** Begin **

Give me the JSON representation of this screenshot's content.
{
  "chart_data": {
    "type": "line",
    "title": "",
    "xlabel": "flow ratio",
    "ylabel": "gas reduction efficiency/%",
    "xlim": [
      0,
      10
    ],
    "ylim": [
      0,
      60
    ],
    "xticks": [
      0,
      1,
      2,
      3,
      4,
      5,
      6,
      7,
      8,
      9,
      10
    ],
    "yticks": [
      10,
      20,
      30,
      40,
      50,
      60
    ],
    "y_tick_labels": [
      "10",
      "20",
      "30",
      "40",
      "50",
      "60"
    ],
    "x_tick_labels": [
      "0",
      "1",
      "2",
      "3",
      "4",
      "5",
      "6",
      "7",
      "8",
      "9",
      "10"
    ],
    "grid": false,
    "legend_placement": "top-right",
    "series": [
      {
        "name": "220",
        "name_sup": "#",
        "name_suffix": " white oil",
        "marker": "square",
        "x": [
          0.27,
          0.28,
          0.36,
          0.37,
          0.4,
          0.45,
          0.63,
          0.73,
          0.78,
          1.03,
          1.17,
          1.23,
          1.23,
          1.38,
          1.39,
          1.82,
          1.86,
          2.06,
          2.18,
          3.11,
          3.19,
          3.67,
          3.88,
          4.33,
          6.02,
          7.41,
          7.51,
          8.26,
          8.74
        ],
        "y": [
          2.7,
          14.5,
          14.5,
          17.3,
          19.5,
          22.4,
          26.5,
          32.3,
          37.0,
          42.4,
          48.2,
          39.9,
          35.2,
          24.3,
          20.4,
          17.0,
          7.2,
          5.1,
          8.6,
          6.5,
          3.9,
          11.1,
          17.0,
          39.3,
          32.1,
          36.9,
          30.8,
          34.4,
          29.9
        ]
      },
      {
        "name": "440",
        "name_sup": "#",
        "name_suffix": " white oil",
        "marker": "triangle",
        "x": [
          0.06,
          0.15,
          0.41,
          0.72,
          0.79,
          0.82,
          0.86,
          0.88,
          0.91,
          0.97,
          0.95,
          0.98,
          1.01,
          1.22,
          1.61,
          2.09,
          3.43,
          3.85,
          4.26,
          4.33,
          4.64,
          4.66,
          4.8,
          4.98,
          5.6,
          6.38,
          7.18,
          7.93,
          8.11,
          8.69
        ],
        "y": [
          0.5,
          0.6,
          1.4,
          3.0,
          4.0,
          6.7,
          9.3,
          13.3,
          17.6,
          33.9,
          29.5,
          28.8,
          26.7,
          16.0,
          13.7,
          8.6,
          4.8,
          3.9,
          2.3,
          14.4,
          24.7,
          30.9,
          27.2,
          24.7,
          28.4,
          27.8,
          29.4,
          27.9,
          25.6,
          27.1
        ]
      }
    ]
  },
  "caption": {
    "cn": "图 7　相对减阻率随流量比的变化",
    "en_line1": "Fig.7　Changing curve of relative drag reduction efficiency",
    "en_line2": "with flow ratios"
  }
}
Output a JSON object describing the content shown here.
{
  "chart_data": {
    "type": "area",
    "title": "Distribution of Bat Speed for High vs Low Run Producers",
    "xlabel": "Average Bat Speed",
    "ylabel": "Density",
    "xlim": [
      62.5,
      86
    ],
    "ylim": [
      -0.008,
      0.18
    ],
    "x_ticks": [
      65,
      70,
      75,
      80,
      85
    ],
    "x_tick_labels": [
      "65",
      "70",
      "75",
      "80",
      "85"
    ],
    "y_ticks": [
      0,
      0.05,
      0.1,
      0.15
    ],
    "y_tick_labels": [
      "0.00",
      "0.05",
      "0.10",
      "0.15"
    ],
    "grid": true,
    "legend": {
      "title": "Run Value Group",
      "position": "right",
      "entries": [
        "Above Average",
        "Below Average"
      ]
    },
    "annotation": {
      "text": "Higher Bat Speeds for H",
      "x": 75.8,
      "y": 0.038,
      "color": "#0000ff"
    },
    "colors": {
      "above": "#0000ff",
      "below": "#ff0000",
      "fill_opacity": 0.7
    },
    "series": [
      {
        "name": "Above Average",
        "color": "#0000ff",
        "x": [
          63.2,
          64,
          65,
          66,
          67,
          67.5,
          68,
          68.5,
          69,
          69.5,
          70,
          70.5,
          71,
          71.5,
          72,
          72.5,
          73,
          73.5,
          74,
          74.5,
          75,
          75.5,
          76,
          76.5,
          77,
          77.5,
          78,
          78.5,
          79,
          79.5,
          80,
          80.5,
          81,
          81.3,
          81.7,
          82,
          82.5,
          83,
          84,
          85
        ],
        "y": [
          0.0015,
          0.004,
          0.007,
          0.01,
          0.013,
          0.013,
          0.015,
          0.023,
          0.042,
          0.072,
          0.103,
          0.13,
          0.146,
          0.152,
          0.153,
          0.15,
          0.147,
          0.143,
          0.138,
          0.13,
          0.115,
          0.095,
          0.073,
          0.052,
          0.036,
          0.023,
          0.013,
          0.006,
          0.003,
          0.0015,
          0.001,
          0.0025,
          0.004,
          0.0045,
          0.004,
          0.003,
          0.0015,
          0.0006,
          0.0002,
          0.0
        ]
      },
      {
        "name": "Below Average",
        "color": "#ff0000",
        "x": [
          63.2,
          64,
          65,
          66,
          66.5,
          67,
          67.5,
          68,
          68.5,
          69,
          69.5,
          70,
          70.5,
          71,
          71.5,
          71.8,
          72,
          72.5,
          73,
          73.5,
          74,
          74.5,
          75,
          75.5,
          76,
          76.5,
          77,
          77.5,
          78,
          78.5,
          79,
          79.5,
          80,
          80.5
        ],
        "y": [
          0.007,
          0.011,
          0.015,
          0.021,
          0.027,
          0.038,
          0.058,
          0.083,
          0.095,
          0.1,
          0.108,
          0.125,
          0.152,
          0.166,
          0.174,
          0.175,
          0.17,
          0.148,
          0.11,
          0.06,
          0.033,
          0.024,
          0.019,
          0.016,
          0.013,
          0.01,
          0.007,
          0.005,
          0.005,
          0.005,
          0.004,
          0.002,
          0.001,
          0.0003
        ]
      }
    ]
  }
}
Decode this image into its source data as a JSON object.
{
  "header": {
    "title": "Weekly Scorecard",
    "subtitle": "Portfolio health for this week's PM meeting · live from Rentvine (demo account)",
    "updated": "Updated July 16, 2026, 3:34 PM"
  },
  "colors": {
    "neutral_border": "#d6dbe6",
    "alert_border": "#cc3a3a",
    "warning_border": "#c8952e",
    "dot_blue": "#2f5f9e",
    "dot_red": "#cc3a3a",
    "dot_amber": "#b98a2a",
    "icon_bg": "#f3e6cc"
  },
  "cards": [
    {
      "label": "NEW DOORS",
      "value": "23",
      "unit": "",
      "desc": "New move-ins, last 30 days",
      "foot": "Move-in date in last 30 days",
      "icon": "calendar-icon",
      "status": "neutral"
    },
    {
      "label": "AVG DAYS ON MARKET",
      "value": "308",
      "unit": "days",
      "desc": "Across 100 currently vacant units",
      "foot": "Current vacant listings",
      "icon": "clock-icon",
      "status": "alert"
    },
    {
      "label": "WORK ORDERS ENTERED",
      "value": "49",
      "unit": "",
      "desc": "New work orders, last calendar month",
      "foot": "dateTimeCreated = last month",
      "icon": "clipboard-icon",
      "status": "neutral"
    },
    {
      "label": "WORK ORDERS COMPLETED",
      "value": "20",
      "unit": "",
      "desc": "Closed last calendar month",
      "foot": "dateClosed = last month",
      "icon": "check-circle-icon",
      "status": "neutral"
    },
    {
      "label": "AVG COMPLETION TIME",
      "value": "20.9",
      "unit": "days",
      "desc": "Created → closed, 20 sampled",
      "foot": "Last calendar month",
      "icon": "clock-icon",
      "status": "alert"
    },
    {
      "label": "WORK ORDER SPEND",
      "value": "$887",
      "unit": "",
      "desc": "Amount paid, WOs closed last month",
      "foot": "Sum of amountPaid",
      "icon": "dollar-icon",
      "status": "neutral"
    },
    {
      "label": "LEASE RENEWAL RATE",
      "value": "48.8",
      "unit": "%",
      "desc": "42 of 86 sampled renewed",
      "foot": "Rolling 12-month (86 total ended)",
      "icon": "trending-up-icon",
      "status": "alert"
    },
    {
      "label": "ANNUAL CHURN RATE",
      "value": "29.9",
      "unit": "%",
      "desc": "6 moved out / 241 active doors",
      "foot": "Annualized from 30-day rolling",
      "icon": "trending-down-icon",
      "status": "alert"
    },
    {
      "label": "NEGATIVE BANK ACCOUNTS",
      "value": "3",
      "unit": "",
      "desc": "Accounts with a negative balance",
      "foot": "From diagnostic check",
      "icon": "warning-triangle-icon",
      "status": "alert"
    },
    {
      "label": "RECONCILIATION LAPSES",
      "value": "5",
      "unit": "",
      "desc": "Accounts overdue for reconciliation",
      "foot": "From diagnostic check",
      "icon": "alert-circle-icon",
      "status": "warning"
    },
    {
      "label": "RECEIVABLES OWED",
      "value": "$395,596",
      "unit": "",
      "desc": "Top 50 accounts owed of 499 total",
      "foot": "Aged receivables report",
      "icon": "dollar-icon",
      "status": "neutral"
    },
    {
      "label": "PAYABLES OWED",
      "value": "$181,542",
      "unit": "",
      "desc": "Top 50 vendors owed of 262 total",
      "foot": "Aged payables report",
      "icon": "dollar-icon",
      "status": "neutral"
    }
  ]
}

** End **

● GIVEN PROBLEM: List each line in the listing that contains the string "this".

● CORRECT RESULT:
Give me the JSON representation of this screenshot's content.
Decode this image into its source data as a JSON object.
    "subtitle": "Portfolio health for this week's PM meeting · live from Rentvine (demo account)",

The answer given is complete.